Print the entries in full, word for word, but not the pictures.
╭─ Working data
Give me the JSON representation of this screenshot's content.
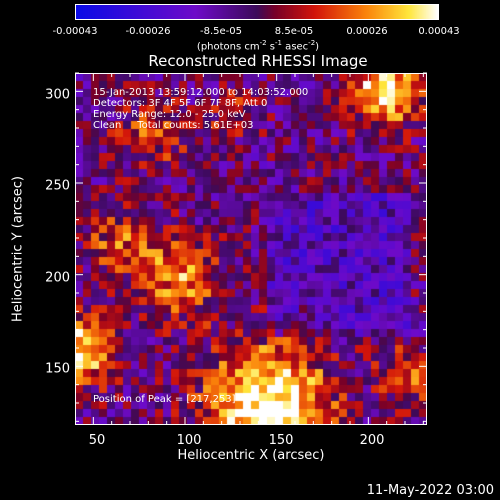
{
  "colorbar": {
    "ticks": [
      "-0.00043",
      "-0.00026",
      "-8.5e-05",
      "8.5e-05",
      "0.00026",
      "0.00043"
    ],
    "units": "(photons cm-2 s-1 asec-2)",
    "min": -0.00043,
    "max": 0.00043
  },
  "chart_data": {
    "type": "heatmap",
    "title": "Reconstructed RHESSI Image",
    "xlabel": "Heliocentric X (arcsec)",
    "ylabel": "Heliocentric Y (arcsec)",
    "xlim": [
      40,
      232
    ],
    "ylim": [
      118,
      310
    ],
    "xticks": [
      "50",
      "100",
      "150",
      "200"
    ],
    "yticks": [
      "150",
      "200",
      "250",
      "300"
    ],
    "colormap": "blue-purple-red-yellow-white",
    "annotations": {
      "line1": "15-Jan-2013 13:59:12.000 to 14:03:52.000",
      "line2": "Detectors: 3F 4F 5F 6F 7F 8F, Att 0",
      "line3": "Energy Range: 12.0 - 25.0 keV",
      "line4": "Clean     Total counts: 5.61E+03",
      "peak": "Position of Peak = [217,253]"
    }
  },
  "footer": {
    "timestamp": "11-May-2022 03:00"
  }
}
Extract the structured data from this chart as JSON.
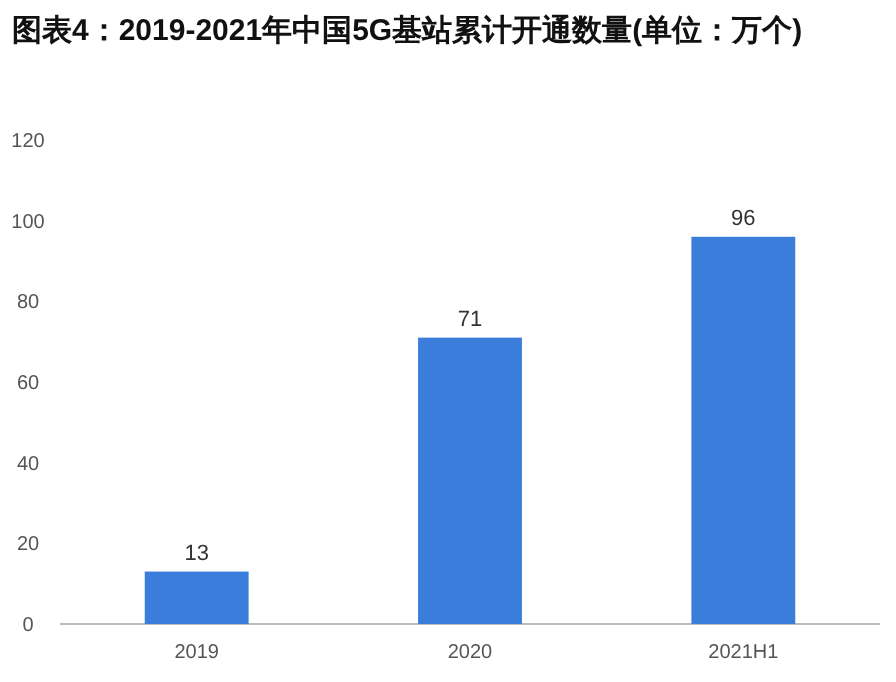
{
  "chart_data": {
    "type": "bar",
    "title": "图表4：2019-2021年中国5G基站累计开通数量(单位：万个)",
    "categories": [
      "2019",
      "2020",
      "2021H1"
    ],
    "values": [
      13,
      71,
      96
    ],
    "color": "#3b7ddb",
    "ylim": [
      0,
      120
    ],
    "yticks": [
      0,
      20,
      40,
      60,
      80,
      100,
      120
    ],
    "grid": false,
    "data_labels": true
  }
}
╰─
Correct result –
Give me the JSON representation of this screenshot's content.
{
  "colorbar": {
    "ticks": [
      "-0.00043",
      "-0.00026",
      "-8.5e-05",
      "8.5e-05",
      "0.00026",
      "0.00043"
    ],
    "units": "(photons cm-2 s-1 asec-2)",
    "min": -0.00043,
    "max": 0.00043
  },
  "chart_data": {
    "type": "heatmap",
    "title": "Reconstructed RHESSI Image",
    "xlabel": "Heliocentric X (arcsec)",
    "ylabel": "Heliocentric Y (arcsec)",
    "xlim": [
      40,
      232
    ],
    "ylim": [
      118,
      310
    ],
    "xticks": [
      "50",
      "100",
      "150",
      "200"
    ],
    "yticks": [
      "150",
      "200",
      "250",
      "300"
    ],
    "colormap": "blue-purple-red-yellow-white",
    "annotations": {
      "line1": "15-Jan-2013 13:59:12.000 to 14:03:52.000",
      "line2": "Detectors: 3F 4F 5F 6F 7F 8F, Att 0",
      "line3": "Energy Range: 12.0 - 25.0 keV",
      "line4": "Clean     Total counts: 5.61E+03",
      "peak": "Position of Peak = [217,253]"
    }
  },
  "footer": {
    "timestamp": "11-May-2022 03:00"
  }
}
Extract the structured data from this chart as JSON.
{
  "chart_data": {
    "type": "bar",
    "title": "图表4：2019-2021年中国5G基站累计开通数量(单位：万个)",
    "categories": [
      "2019",
      "2020",
      "2021H1"
    ],
    "values": [
      13,
      71,
      96
    ],
    "color": "#3b7ddb",
    "ylim": [
      0,
      120
    ],
    "yticks": [
      0,
      20,
      40,
      60,
      80,
      100,
      120
    ],
    "grid": false,
    "data_labels": true
  }
}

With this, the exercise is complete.